━━ Excerpted data ━━

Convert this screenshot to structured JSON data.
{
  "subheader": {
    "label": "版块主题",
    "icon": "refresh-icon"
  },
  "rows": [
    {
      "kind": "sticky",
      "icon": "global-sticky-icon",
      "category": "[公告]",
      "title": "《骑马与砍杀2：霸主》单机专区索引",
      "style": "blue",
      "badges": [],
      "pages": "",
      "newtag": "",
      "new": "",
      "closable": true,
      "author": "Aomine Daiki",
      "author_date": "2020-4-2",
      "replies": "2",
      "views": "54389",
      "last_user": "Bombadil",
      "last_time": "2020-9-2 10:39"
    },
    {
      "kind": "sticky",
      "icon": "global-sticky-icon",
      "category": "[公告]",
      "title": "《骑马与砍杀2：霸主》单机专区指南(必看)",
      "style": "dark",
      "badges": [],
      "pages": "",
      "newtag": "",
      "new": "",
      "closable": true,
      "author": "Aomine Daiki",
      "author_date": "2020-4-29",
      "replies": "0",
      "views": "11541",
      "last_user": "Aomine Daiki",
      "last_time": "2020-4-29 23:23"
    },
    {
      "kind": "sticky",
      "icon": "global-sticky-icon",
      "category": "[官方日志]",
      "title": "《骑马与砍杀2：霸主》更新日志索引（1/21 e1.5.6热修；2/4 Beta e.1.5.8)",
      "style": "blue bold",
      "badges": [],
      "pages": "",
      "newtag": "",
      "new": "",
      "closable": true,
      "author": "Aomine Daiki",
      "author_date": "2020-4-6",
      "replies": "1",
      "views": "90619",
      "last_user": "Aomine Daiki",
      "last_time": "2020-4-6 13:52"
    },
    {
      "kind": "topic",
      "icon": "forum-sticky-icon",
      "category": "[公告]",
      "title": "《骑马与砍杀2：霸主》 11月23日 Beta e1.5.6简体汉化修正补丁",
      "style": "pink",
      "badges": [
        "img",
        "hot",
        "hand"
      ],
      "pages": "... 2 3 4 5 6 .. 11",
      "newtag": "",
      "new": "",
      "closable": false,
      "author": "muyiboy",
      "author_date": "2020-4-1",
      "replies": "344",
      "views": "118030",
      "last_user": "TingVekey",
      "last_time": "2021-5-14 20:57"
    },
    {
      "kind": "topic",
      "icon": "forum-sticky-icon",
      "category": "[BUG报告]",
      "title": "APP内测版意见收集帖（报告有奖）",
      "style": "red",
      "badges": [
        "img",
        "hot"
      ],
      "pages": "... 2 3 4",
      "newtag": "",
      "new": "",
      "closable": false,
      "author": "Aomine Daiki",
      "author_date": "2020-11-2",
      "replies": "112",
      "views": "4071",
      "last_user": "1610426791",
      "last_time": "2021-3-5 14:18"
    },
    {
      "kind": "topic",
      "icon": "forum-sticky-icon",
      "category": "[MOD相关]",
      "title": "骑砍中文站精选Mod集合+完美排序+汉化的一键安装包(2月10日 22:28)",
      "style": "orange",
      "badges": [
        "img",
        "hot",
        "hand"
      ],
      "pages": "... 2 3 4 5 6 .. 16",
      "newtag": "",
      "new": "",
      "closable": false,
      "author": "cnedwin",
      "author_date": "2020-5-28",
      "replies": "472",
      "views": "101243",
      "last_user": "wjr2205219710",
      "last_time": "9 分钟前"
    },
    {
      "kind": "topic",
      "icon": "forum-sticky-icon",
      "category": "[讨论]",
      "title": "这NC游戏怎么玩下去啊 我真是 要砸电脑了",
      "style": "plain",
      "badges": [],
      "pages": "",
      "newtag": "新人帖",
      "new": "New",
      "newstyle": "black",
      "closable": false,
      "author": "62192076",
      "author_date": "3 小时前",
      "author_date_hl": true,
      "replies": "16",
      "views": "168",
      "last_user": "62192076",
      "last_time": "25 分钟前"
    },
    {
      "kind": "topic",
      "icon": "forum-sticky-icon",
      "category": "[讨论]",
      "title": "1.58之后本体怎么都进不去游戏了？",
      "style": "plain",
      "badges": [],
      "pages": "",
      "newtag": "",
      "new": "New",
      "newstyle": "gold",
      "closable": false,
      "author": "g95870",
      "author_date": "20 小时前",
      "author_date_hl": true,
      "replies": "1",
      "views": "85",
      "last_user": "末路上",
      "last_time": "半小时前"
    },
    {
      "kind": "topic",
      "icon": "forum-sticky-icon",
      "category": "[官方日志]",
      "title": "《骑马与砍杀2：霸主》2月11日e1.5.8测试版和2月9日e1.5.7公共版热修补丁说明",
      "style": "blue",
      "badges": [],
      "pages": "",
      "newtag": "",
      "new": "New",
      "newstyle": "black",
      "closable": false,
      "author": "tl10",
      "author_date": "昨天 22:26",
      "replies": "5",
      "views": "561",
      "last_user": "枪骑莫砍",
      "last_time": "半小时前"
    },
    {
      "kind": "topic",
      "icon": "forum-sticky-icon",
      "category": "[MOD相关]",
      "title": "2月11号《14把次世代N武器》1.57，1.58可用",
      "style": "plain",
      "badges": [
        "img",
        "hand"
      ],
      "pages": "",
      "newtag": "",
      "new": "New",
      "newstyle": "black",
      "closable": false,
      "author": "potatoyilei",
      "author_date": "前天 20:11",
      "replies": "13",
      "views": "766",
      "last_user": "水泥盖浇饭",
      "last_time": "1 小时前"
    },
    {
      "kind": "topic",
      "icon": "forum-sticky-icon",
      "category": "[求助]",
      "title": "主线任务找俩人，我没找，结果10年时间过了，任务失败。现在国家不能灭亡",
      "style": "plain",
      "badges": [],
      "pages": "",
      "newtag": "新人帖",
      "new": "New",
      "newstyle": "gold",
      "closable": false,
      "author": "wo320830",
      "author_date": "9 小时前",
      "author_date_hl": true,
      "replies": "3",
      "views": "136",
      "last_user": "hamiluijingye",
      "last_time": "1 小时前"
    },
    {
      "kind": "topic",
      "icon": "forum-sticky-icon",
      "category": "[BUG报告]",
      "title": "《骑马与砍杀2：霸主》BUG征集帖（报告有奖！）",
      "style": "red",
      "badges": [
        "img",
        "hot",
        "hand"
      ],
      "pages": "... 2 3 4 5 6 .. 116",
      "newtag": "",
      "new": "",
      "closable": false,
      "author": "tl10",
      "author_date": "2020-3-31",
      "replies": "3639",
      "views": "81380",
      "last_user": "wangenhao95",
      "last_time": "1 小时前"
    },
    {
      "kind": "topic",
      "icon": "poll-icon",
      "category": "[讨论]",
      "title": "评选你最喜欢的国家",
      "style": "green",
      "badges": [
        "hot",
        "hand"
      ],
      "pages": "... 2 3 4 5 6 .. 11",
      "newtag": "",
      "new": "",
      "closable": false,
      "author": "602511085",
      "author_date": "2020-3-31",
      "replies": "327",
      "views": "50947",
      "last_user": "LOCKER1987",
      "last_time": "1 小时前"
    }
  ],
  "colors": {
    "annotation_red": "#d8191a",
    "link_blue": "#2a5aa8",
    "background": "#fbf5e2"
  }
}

━━━

Give the listing again, word for word.

#### [Reply to the exercise]
Convert this screenshot to structured JSON data.
{
  "subheader": {
    "label": "版块主题",
    "icon": "refresh-icon"
  },
  "rows": [
    {
      "kind": "sticky",
      "icon": "global-sticky-icon",
      "category": "[公告]",
      "title": "《骑马与砍杀2：霸主》单机专区索引",
      "style": "blue",
      "badges": [],
      "pages": "",
      "newtag": "",
      "new": "",
      "closable": true,
      "author": "Aomine Daiki",
      "author_date": "2020-4-2",
      "replies": "2",
      "views": "54389",
      "last_user": "Bombadil",
      "last_time": "2020-9-2 10:39"
    },
    {
      "kind": "sticky",
      "icon": "global-sticky-icon",
      "category": "[公告]",
      "title": "《骑马与砍杀2：霸主》单机专区指南(必看)",
      "style": "dark",
      "badges": [],
      "pages": "",
      "newtag": "",
      "new": "",
      "closable": true,
      "author": "Aomine Daiki",
      "author_date": "2020-4-29",
      "replies": "0",
      "views": "11541",
      "last_user": "Aomine Daiki",
      "last_time": "2020-4-29 23:23"
    },
    {
      "kind": "sticky",
      "icon": "global-sticky-icon",
      "category": "[官方日志]",
      "title": "《骑马与砍杀2：霸主》更新日志索引（1/21 e1.5.6热修；2/4 Beta e.1.5.8)",
      "style": "blue bold",
      "badges": [],
      "pages": "",
      "newtag": "",
      "new": "",
      "closable": true,
      "author": "Aomine Daiki",
      "author_date": "2020-4-6",
      "replies": "1",
      "views": "90619",
      "last_user": "Aomine Daiki",
      "last_time": "2020-4-6 13:52"
    },
    {
      "kind": "topic",
      "icon": "forum-sticky-icon",
      "category": "[公告]",
      "title": "《骑马与砍杀2：霸主》 11月23日 Beta e1.5.6简体汉化修正补丁",
      "style": "pink",
      "badges": [
        "img",
        "hot",
        "hand"
      ],
      "pages": "... 2 3 4 5 6 .. 11",
      "newtag": "",
      "new": "",
      "closable": false,
      "author": "muyiboy",
      "author_date": "2020-4-1",
      "replies": "344",
      "views": "118030",
      "last_user": "TingVekey",
      "last_time": "2021-5-14 20:57"
    },
    {
      "kind": "topic",
      "icon": "forum-sticky-icon",
      "category": "[BUG报告]",
      "title": "APP内测版意见收集帖（报告有奖）",
      "style": "red",
      "badges": [
        "img",
        "hot"
      ],
      "pages": "... 2 3 4",
      "newtag": "",
      "new": "",
      "closable": false,
      "author": "Aomine Daiki",
      "author_date": "2020-11-2",
      "replies": "112",
      "views": "4071",
      "last_user": "1610426791",
      "last_time": "2021-3-5 14:18"
    },
    {
      "kind": "topic",
      "icon": "forum-sticky-icon",
      "category": "[MOD相关]",
      "title": "骑砍中文站精选Mod集合+完美排序+汉化的一键安装包(2月10日 22:28)",
      "style": "orange",
      "badges": [
        "img",
        "hot",
        "hand"
      ],
      "pages": "... 2 3 4 5 6 .. 16",
      "newtag": "",
      "new": "",
      "closable": false,
      "author": "cnedwin",
      "author_date": "2020-5-28",
      "replies": "472",
      "views": "101243",
      "last_user": "wjr2205219710",
      "last_time": "9 分钟前"
    },
    {
      "kind": "topic",
      "icon": "forum-sticky-icon",
      "category": "[讨论]",
      "title": "这NC游戏怎么玩下去啊 我真是 要砸电脑了",
      "style": "plain",
      "badges": [],
      "pages": "",
      "newtag": "新人帖",
      "new": "New",
      "newstyle": "black",
      "closable": false,
      "author": "62192076",
      "author_date": "3 小时前",
      "author_date_hl": true,
      "replies": "16",
      "views": "168",
      "last_user": "62192076",
      "last_time": "25 分钟前"
    },
    {
      "kind": "topic",
      "icon": "forum-sticky-icon",
      "category": "[讨论]",
      "title": "1.58之后本体怎么都进不去游戏了？",
      "style": "plain",
      "badges": [],
      "pages": "",
      "newtag": "",
      "new": "New",
      "newstyle": "gold",
      "closable": false,
      "author": "g95870",
      "author_date": "20 小时前",
      "author_date_hl": true,
      "replies": "1",
      "views": "85",
      "last_user": "末路上",
      "last_time": "半小时前"
    },
    {
      "kind": "topic",
      "icon": "forum-sticky-icon",
      "category": "[官方日志]",
      "title": "《骑马与砍杀2：霸主》2月11日e1.5.8测试版和2月9日e1.5.7公共版热修补丁说明",
      "style": "blue",
      "badges": [],
      "pages": "",
      "newtag": "",
      "new": "New",
      "newstyle": "black",
      "closable": false,
      "author": "tl10",
      "author_date": "昨天 22:26",
      "replies": "5",
      "views": "561",
      "last_user": "枪骑莫砍",
      "last_time": "半小时前"
    },
    {
      "kind": "topic",
      "icon": "forum-sticky-icon",
      "category": "[MOD相关]",
      "title": "2月11号《14把次世代N武器》1.57，1.58可用",
      "style": "plain",
      "badges": [
        "img",
        "hand"
      ],
      "pages": "",
      "newtag": "",
      "new": "New",
      "newstyle": "black",
      "closable": false,
      "author": "potatoyilei",
      "author_date": "前天 20:11",
      "replies": "13",
      "views": "766",
      "last_user": "水泥盖浇饭",
      "last_time": "1 小时前"
    },
    {
      "kind": "topic",
      "icon": "forum-sticky-icon",
      "category": "[求助]",
      "title": "主线任务找俩人，我没找，结果10年时间过了，任务失败。现在国家不能灭亡",
      "style": "plain",
      "badges": [],
      "pages": "",
      "newtag": "新人帖",
      "new": "New",
      "newstyle": "gold",
      "closable": false,
      "author": "wo320830",
      "author_date": "9 小时前",
      "author_date_hl": true,
      "replies": "3",
      "views": "136",
      "last_user": "hamiluijingye",
      "last_time": "1 小时前"
    },
    {
      "kind": "topic",
      "icon": "forum-sticky-icon",
      "category": "[BUG报告]",
      "title": "《骑马与砍杀2：霸主》BUG征集帖（报告有奖！）",
      "style": "red",
      "badges": [
        "img",
        "hot",
        "hand"
      ],
      "pages": "... 2 3 4 5 6 .. 116",
      "newtag": "",
      "new": "",
      "closable": false,
      "author": "tl10",
      "author_date": "2020-3-31",
      "replies": "3639",
      "views": "81380",
      "last_user": "wangenhao95",
      "last_time": "1 小时前"
    },
    {
      "kind": "topic",
      "icon": "poll-icon",
      "category": "[讨论]",
      "title": "评选你最喜欢的国家",
      "style": "green",
      "badges": [
        "hot",
        "hand"
      ],
      "pages": "... 2 3 4 5 6 .. 11",
      "newtag": "",
      "new": "",
      "closable": false,
      "author": "602511085",
      "author_date": "2020-3-31",
      "replies": "327",
      "views": "50947",
      "last_user": "LOCKER1987",
      "last_time": "1 小时前"
    }
  ],
  "colors": {
    "annotation_red": "#d8191a",
    "link_blue": "#2a5aa8",
    "background": "#fbf5e2"
  }
}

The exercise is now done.